[Saved entries]
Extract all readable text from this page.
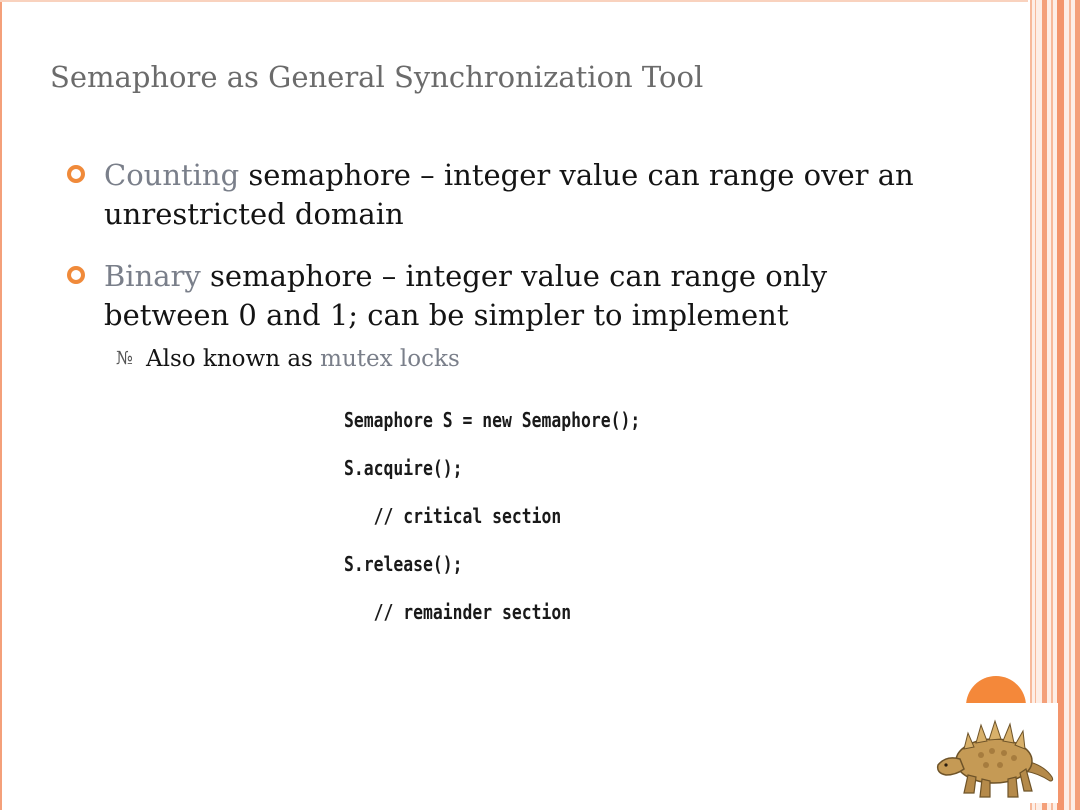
Semaphore as General Synchronization Tool
Counting semaphore – integer value can range over an unrestricted domain
Binary semaphore – integer value can range only between 0 and 1; can be simpler to implement
№ Also known as mutex locks
Semaphore S = new Semaphore();
S.acquire();
// critical section
S.release();
// remainder section
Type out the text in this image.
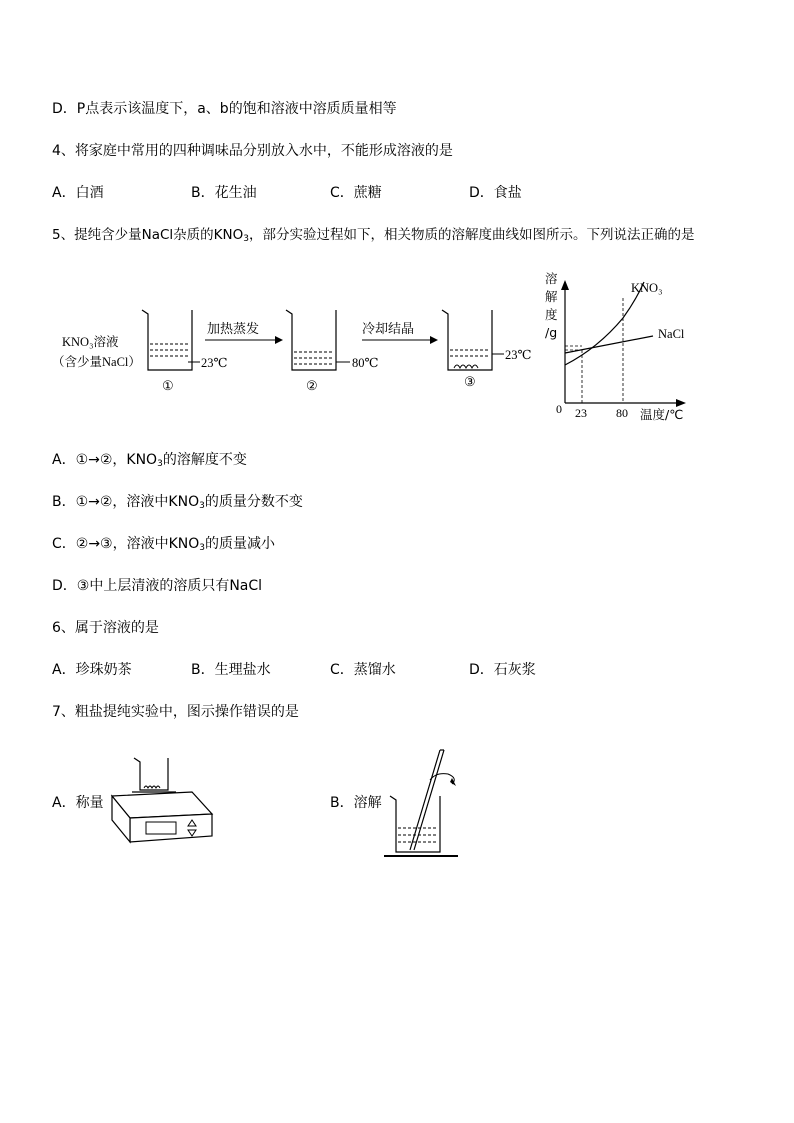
D．P点表示该温度下，a、b的饱和溶液中溶质质量相等
4、将家庭中常用的四种调味品分别放入水中，不能形成溶液的是
A．白酒	B．花生油	C．蔗糖	D．食盐
5、提纯含少量NaCl杂质的$KNO_3$，部分实验过程如下，相关物质的溶解度曲线如图所示。下列说法正确的是
KNO₃溶液
（含少量NaCl）	23℃
①
加热蒸发
80℃
②
冷却结晶
23℃
③
溶 解 度 /g
KNO₃
NaCl
0 23 80 温度/℃
A．①→②，$KNO_3$的溶解度不变
B．①→②，溶液中$KNO_3$的质量分数不变
C．②→③，溶液中$KNO_3$的质量减小
D．③中上层清液的溶质只有NaCl
6、属于溶液的是
A．珍珠奶茶	B．生理盐水	C．蒸馏水	D．石灰浆
7、粗盐提纯实验中，图示操作错误的是
A．称量	B．溶解
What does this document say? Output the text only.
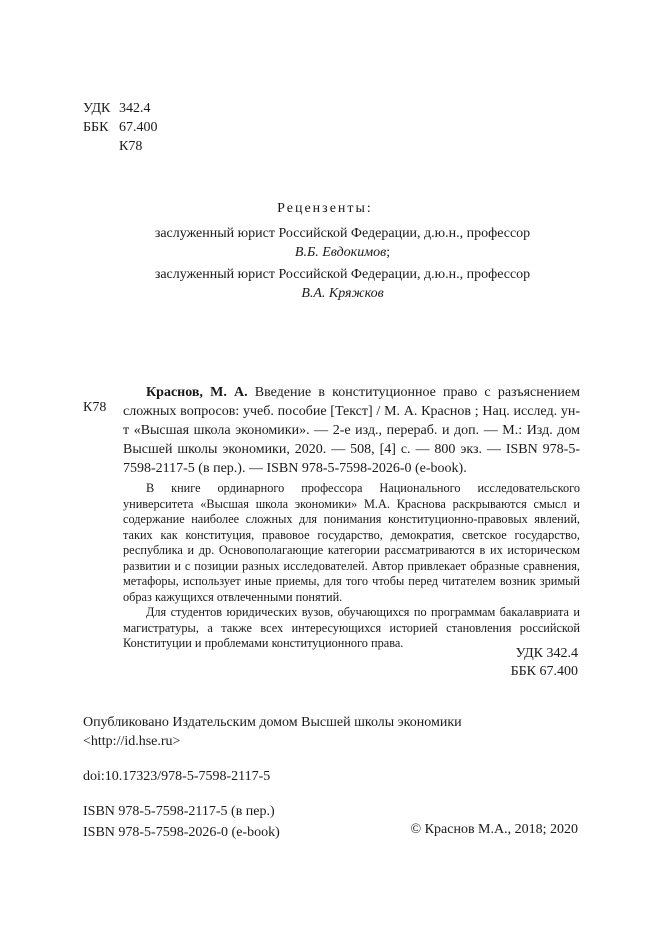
УДК 342.4
ББК 67.400
К78
Рецензенты:
заслуженный юрист Российской Федерации, д.ю.н., профессор
В.Б. Евдокимов;
заслуженный юрист Российской Федерации, д.ю.н., профессор
В.А. Кряжков
К78
Краснов, М. А. Введение в конституционное право с разъяснением сложных вопросов: учеб. пособие [Текст] / М. А. Краснов ; Нац. исслед. ун-т «Высшая школа экономики». — 2-е изд., перераб. и доп. — М.: Изд. дом Высшей школы экономики, 2020. — 508, [4] с. — 800 экз. — ISBN 978-5-7598-2117-5 (в пер.). — ISBN 978-5-7598-2026-0 (e-book).

В книге ординарного профессора Национального исследовательского университета «Высшая школа экономики» М.А. Краснова раскрываются смысл и содержание наиболее сложных для понимания конституционно-правовых явлений, таких как конституция, правовое государство, демократия, светское государство, республика и др. Основополагающие категории рассматриваются в их историческом развитии и с позиции разных исследователей. Автор привлекает образные сравнения, метафоры, использует иные приемы, для того чтобы перед читателем возник зримый образ кажущихся отвлеченными понятий.

Для студентов юридических вузов, обучающихся по программам бакалавриата и магистратуры, а также всех интересующихся историей становления российской Конституции и проблемами конституционного права.

УДК 342.4
ББК 67.400
Опубликовано Издательским домом Высшей школы экономики
<http://id.hse.ru>
doi:10.17323/978-5-7598-2117-5
ISBN 978-5-7598-2117-5 (в пер.)
ISBN 978-5-7598-2026-0 (e-book)	© Краснов М.А., 2018; 2020
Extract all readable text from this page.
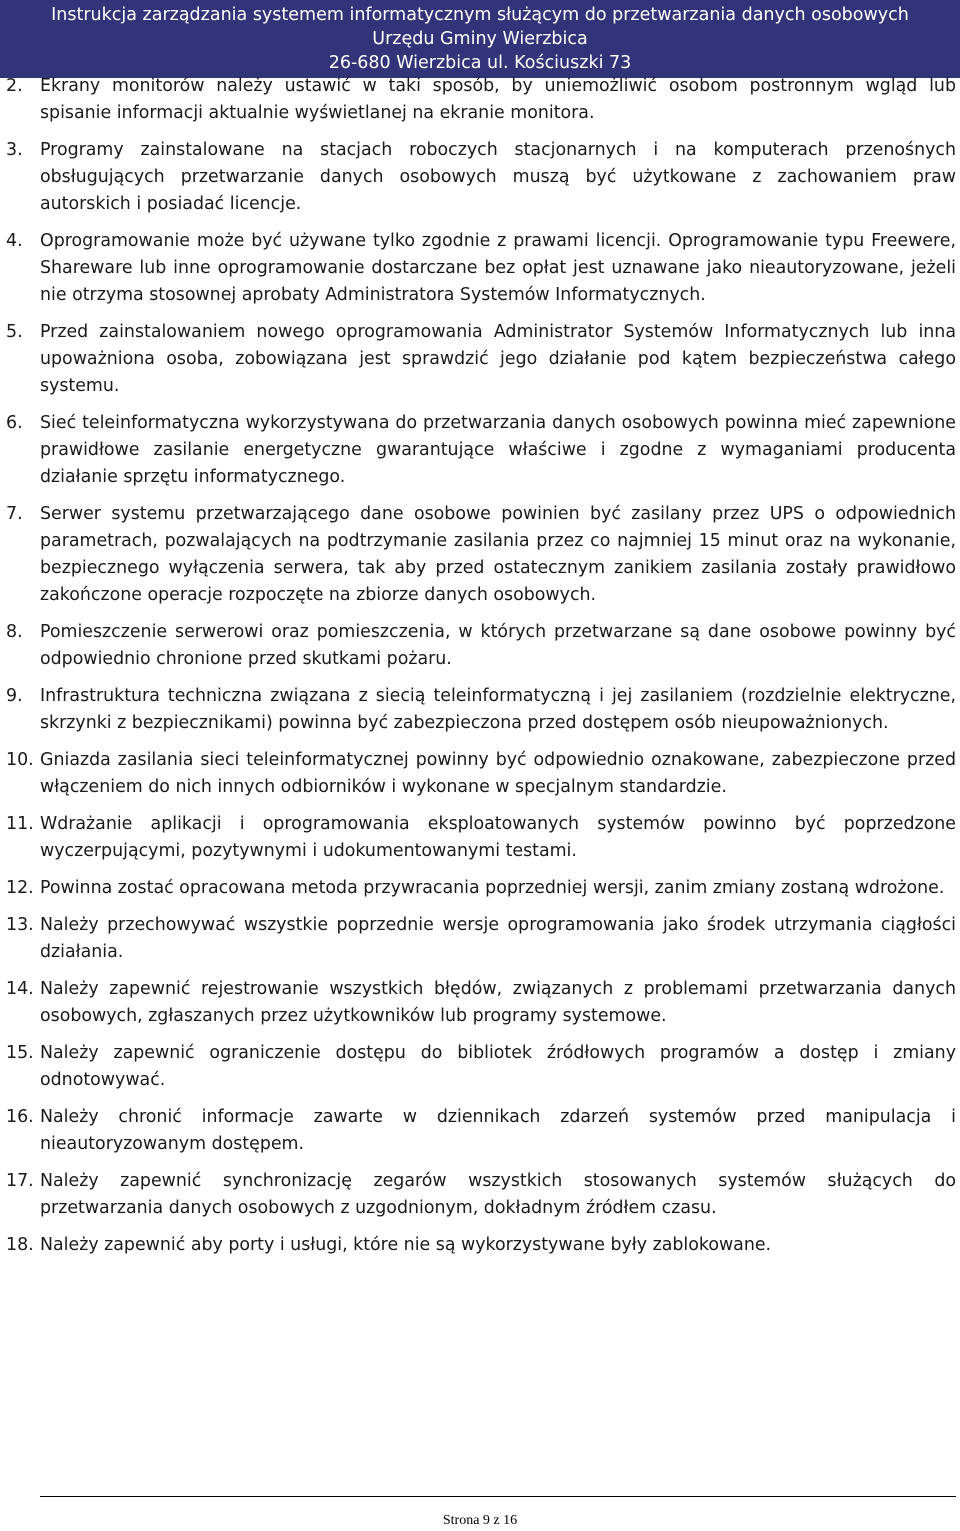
Instrukcja zarządzania systemem informatycznym służącym do przetwarzania danych osobowych
Urzędu Gminy Wierzbica
26-680 Wierzbica ul. Kościuszki 73
2. Ekrany monitorów należy ustawić w taki sposób, by uniemożliwić osobom postronnym wgląd lub spisanie informacji aktualnie wyświetlanej na ekranie monitora.
3. Programy zainstalowane na stacjach roboczych stacjonarnych i na komputerach przenośnych obsługujących przetwarzanie danych osobowych muszą być użytkowane z zachowaniem praw autorskich i posiadać licencje.
4. Oprogramowanie może być używane tylko zgodnie z prawami licencji. Oprogramowanie typu Freewere, Shareware lub inne oprogramowanie dostarczane bez opłat jest uznawane jako nieautoryzowane, jeżeli nie otrzyma stosownej aprobaty Administratora Systemów Informatycznych.
5. Przed zainstalowaniem nowego oprogramowania Administrator Systemów Informatycznych lub inna upoważniona osoba, zobowiązana jest sprawdzić jego działanie pod kątem bezpieczeństwa całego systemu.
6. Sieć teleinformatyczna wykorzystywana do przetwarzania danych osobowych powinna mieć zapewnione prawidłowe zasilanie energetyczne gwarantujące właściwe i zgodne z wymaganiami producenta działanie sprzętu informatycznego.
7. Serwer systemu przetwarzającego dane osobowe powinien być zasilany przez UPS o odpowiednich parametrach, pozwalających na podtrzymanie zasilania przez co najmniej 15 minut oraz na wykonanie, bezpiecznego wyłączenia serwera, tak aby przed ostatecznym zanikiem zasilania zostały prawidłowo zakończone operacje rozpoczęte na zbiorze danych osobowych.
8. Pomieszczenie serwerowi oraz pomieszczenia, w których przetwarzane są dane osobowe powinny być odpowiednio chronione przed skutkami pożaru.
9. Infrastruktura techniczna związana z siecią teleinformatyczną i jej zasilaniem (rozdzielnie elektryczne, skrzynki z bezpiecznikami) powinna być zabezpieczona przed dostępem osób nieupoważnionych.
10. Gniazda zasilania sieci teleinformatycznej powinny być odpowiednio oznakowane, zabezpieczone przed włączeniem do nich innych odbiorników i wykonane w specjalnym standardzie.
11. Wdrażanie aplikacji i oprogramowania eksploatowanych systemów powinno być poprzedzone wyczerpującymi, pozytywnymi i udokumentowanymi testami.
12. Powinna zostać opracowana metoda przywracania poprzedniej wersji, zanim zmiany zostaną wdrożone.
13. Należy przechowywać wszystkie poprzednie wersje oprogramowania jako środek utrzymania ciągłości działania.
14. Należy zapewnić rejestrowanie wszystkich błędów, związanych z problemami przetwarzania danych osobowych, zgłaszanych przez użytkowników lub programy systemowe.
15. Należy zapewnić ograniczenie dostępu do bibliotek źródłowych programów a dostęp i zmiany odnotowywać.
16. Należy chronić informacje zawarte w dziennikach zdarzeń systemów przed manipulacja i nieautoryzowanym dostępem.
17. Należy zapewnić synchronizację zegarów wszystkich stosowanych systemów służących do przetwarzania danych osobowych z uzgodnionym, dokładnym źródłem czasu.
18. Należy zapewnić aby porty i usługi, które nie są wykorzystywane były zablokowane.
Strona 9 z 16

__TASK__: Copy the records above exactly, omitting every picture.

__CORRECT RESPONSE__:
Extract all readable text from this page.
Semaphore as General Synchronization Tool
Counting semaphore – integer value can range over an unrestricted domain
Binary semaphore – integer value can range only between 0 and 1; can be simpler to implement
№ Also known as mutex locks
Semaphore S = new Semaphore();
S.acquire();
// critical section
S.release();
// remainder section
Type out the text in this image.
D．P点表示该温度下，a、b的饱和溶液中溶质质量相等
4、将家庭中常用的四种调味品分别放入水中，不能形成溶液的是
A．白酒	B．花生油	C．蔗糖	D．食盐
5、提纯含少量NaCl杂质的$KNO_3$，部分实验过程如下，相关物质的溶解度曲线如图所示。下列说法正确的是
KNO₃溶液
（含少量NaCl）	23℃
①
加热蒸发
80℃
②
冷却结晶
23℃
③
溶 解 度 /g
KNO₃
NaCl
0 23 80 温度/℃
A．①→②，$KNO_3$的溶解度不变
B．①→②，溶液中$KNO_3$的质量分数不变
C．②→③，溶液中$KNO_3$的质量减小
D．③中上层清液的溶质只有NaCl
6、属于溶液的是
A．珍珠奶茶	B．生理盐水	C．蒸馏水	D．石灰浆
7、粗盐提纯实验中，图示操作错误的是
A．称量	B．溶解
What does this document say? Output the text only.
УДК 342.4
ББК 67.400
К78
Рецензенты:
заслуженный юрист Российской Федерации, д.ю.н., профессор
В.Б. Евдокимов;
заслуженный юрист Российской Федерации, д.ю.н., профессор
В.А. Кряжков
К78
Краснов, М. А. Введение в конституционное право с разъяснением сложных вопросов: учеб. пособие [Текст] / М. А. Краснов ; Нац. исслед. ун-т «Высшая школа экономики». — 2-е изд., перераб. и доп. — М.: Изд. дом Высшей школы экономики, 2020. — 508, [4] с. — 800 экз. — ISBN 978-5-7598-2117-5 (в пер.). — ISBN 978-5-7598-2026-0 (e-book).

В книге ординарного профессора Национального исследовательского университета «Высшая школа экономики» М.А. Краснова раскрываются смысл и содержание наиболее сложных для понимания конституционно-правовых явлений, таких как конституция, правовое государство, демократия, светское государство, республика и др. Основополагающие категории рассматриваются в их историческом развитии и с позиции разных исследователей. Автор привлекает образные сравнения, метафоры, использует иные приемы, для того чтобы перед читателем возник зримый образ кажущихся отвлеченными понятий.

Для студентов юридических вузов, обучающихся по программам бакалавриата и магистратуры, а также всех интересующихся историей становления российской Конституции и проблемами конституционного права.

УДК 342.4
ББК 67.400
Опубликовано Издательским домом Высшей школы экономики
<http://id.hse.ru>
doi:10.17323/978-5-7598-2117-5
ISBN 978-5-7598-2117-5 (в пер.)
ISBN 978-5-7598-2026-0 (e-book)	© Краснов М.А., 2018; 2020
Extract all readable text from this page.
Instrukcja zarządzania systemem informatycznym służącym do przetwarzania danych osobowych
Urzędu Gminy Wierzbica
26-680 Wierzbica ul. Kościuszki 73
2. Ekrany monitorów należy ustawić w taki sposób, by uniemożliwić osobom postronnym wgląd lub spisanie informacji aktualnie wyświetlanej na ekranie monitora.
3. Programy zainstalowane na stacjach roboczych stacjonarnych i na komputerach przenośnych obsługujących przetwarzanie danych osobowych muszą być użytkowane z zachowaniem praw autorskich i posiadać licencje.
4. Oprogramowanie może być używane tylko zgodnie z prawami licencji. Oprogramowanie typu Freewere, Shareware lub inne oprogramowanie dostarczane bez opłat jest uznawane jako nieautoryzowane, jeżeli nie otrzyma stosownej aprobaty Administratora Systemów Informatycznych.
5. Przed zainstalowaniem nowego oprogramowania Administrator Systemów Informatycznych lub inna upoważniona osoba, zobowiązana jest sprawdzić jego działanie pod kątem bezpieczeństwa całego systemu.
6. Sieć teleinformatyczna wykorzystywana do przetwarzania danych osobowych powinna mieć zapewnione prawidłowe zasilanie energetyczne gwarantujące właściwe i zgodne z wymaganiami producenta działanie sprzętu informatycznego.
7. Serwer systemu przetwarzającego dane osobowe powinien być zasilany przez UPS o odpowiednich parametrach, pozwalających na podtrzymanie zasilania przez co najmniej 15 minut oraz na wykonanie, bezpiecznego wyłączenia serwera, tak aby przed ostatecznym zanikiem zasilania zostały prawidłowo zakończone operacje rozpoczęte na zbiorze danych osobowych.
8. Pomieszczenie serwerowi oraz pomieszczenia, w których przetwarzane są dane osobowe powinny być odpowiednio chronione przed skutkami pożaru.
9. Infrastruktura techniczna związana z siecią teleinformatyczną i jej zasilaniem (rozdzielnie elektryczne, skrzynki z bezpiecznikami) powinna być zabezpieczona przed dostępem osób nieupoważnionych.
10. Gniazda zasilania sieci teleinformatycznej powinny być odpowiednio oznakowane, zabezpieczone przed włączeniem do nich innych odbiorników i wykonane w specjalnym standardzie.
11. Wdrażanie aplikacji i oprogramowania eksploatowanych systemów powinno być poprzedzone wyczerpującymi, pozytywnymi i udokumentowanymi testami.
12. Powinna zostać opracowana metoda przywracania poprzedniej wersji, zanim zmiany zostaną wdrożone.
13. Należy przechowywać wszystkie poprzednie wersje oprogramowania jako środek utrzymania ciągłości działania.
14. Należy zapewnić rejestrowanie wszystkich błędów, związanych z problemami przetwarzania danych osobowych, zgłaszanych przez użytkowników lub programy systemowe.
15. Należy zapewnić ograniczenie dostępu do bibliotek źródłowych programów a dostęp i zmiany odnotowywać.
16. Należy chronić informacje zawarte w dziennikach zdarzeń systemów przed manipulacja i nieautoryzowanym dostępem.
17. Należy zapewnić synchronizację zegarów wszystkich stosowanych systemów służących do przetwarzania danych osobowych z uzgodnionym, dokładnym źródłem czasu.
18. Należy zapewnić aby porty i usługi, które nie są wykorzystywane były zablokowane.
Strona 9 z 16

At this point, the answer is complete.